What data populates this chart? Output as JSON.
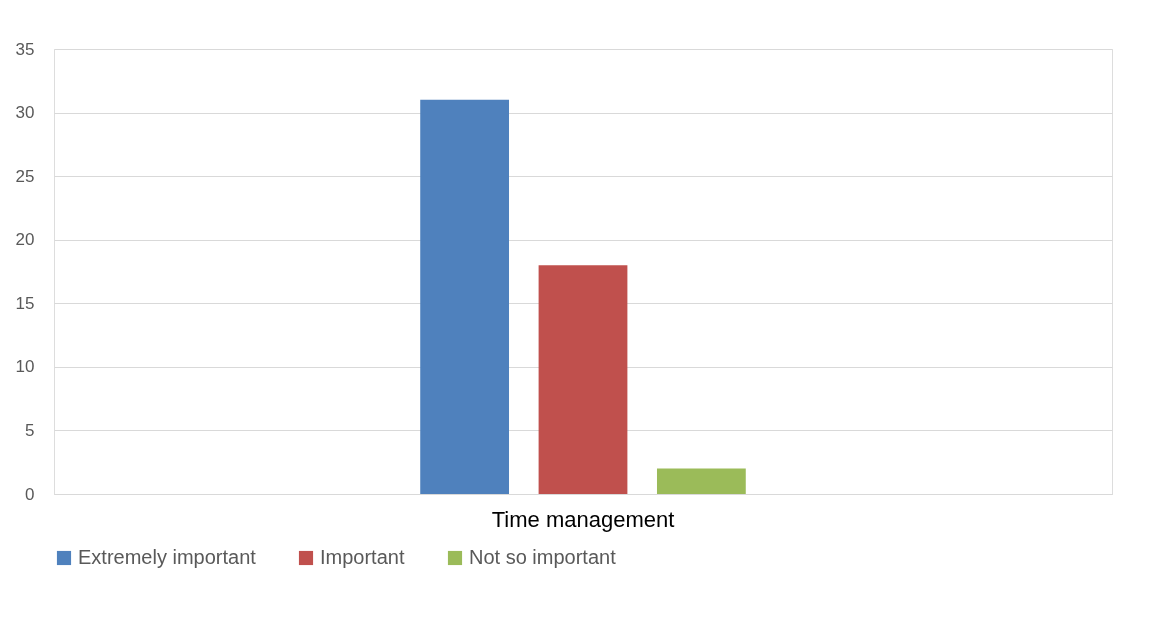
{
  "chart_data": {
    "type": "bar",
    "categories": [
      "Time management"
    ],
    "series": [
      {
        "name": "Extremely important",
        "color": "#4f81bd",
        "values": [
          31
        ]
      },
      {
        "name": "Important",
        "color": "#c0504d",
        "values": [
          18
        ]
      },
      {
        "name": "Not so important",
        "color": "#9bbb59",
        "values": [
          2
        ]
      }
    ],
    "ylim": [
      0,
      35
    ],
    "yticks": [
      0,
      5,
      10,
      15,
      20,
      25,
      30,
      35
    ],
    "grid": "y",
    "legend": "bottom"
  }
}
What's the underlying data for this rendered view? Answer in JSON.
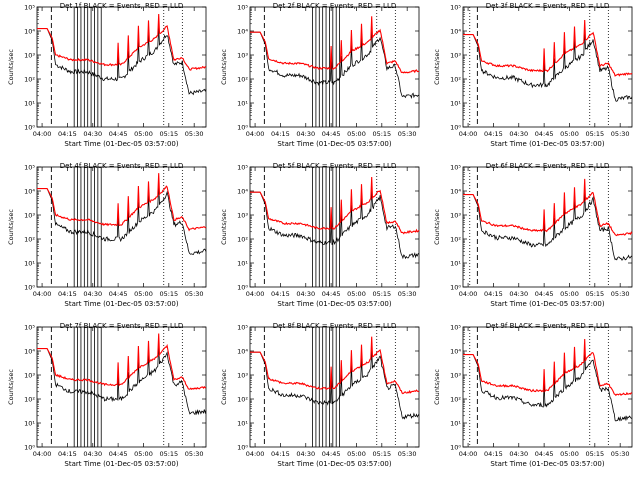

|---|

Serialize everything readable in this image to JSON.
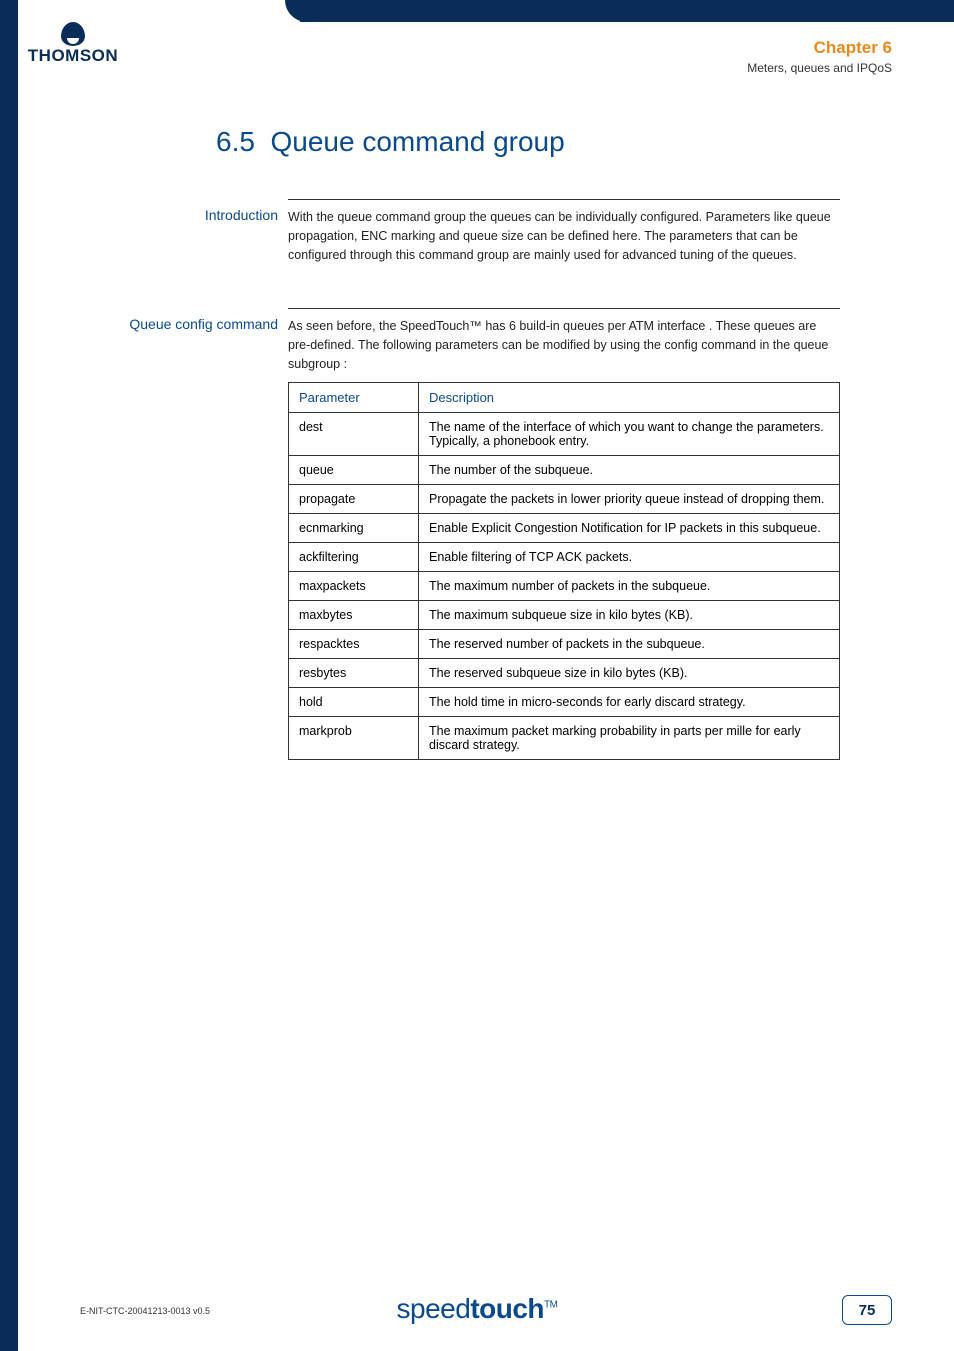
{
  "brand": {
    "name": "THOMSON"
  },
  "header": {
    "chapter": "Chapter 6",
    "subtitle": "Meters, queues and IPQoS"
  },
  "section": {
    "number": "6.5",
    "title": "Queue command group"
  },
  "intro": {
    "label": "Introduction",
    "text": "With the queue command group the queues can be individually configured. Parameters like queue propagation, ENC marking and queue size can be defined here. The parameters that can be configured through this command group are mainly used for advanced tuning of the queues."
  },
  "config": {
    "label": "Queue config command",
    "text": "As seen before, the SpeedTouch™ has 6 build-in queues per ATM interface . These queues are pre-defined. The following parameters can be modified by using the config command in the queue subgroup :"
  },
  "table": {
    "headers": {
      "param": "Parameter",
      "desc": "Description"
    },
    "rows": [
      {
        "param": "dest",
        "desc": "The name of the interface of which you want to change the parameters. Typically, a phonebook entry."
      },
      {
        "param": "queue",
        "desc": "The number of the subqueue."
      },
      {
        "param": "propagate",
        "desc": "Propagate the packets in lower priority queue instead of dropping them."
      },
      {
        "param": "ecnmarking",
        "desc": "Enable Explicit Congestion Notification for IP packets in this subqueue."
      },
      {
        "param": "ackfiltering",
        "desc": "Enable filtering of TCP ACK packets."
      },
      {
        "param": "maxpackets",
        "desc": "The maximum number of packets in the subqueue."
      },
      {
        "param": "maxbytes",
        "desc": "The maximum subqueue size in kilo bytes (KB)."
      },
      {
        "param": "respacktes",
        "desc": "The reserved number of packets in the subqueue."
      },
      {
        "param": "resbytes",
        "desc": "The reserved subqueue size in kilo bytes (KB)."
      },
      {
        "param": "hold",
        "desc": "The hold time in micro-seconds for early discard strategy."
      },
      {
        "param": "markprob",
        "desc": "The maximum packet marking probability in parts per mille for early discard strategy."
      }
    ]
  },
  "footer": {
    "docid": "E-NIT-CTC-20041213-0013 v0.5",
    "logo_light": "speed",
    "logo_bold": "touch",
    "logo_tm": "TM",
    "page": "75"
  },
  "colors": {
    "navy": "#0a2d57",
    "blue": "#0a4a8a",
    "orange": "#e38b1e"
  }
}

|---|

- **The exercise**:
Reproduce exactly the run of lines beginning with the one that contains "What data populates" and ending with the one that contains "What's the underlying". Do not include pictures.

- **Written answer**:
What data populates this chart? Output as JSON.
{
  "chart_data": {
    "type": "bar",
    "categories": [
      "Time management"
    ],
    "series": [
      {
        "name": "Extremely important",
        "color": "#4f81bd",
        "values": [
          31
        ]
      },
      {
        "name": "Important",
        "color": "#c0504d",
        "values": [
          18
        ]
      },
      {
        "name": "Not so important",
        "color": "#9bbb59",
        "values": [
          2
        ]
      }
    ],
    "ylim": [
      0,
      35
    ],
    "yticks": [
      0,
      5,
      10,
      15,
      20,
      25,
      30,
      35
    ],
    "grid": "y",
    "legend": "bottom"
  }
}
What's the underlying data for this rendered view? Answer in JSON.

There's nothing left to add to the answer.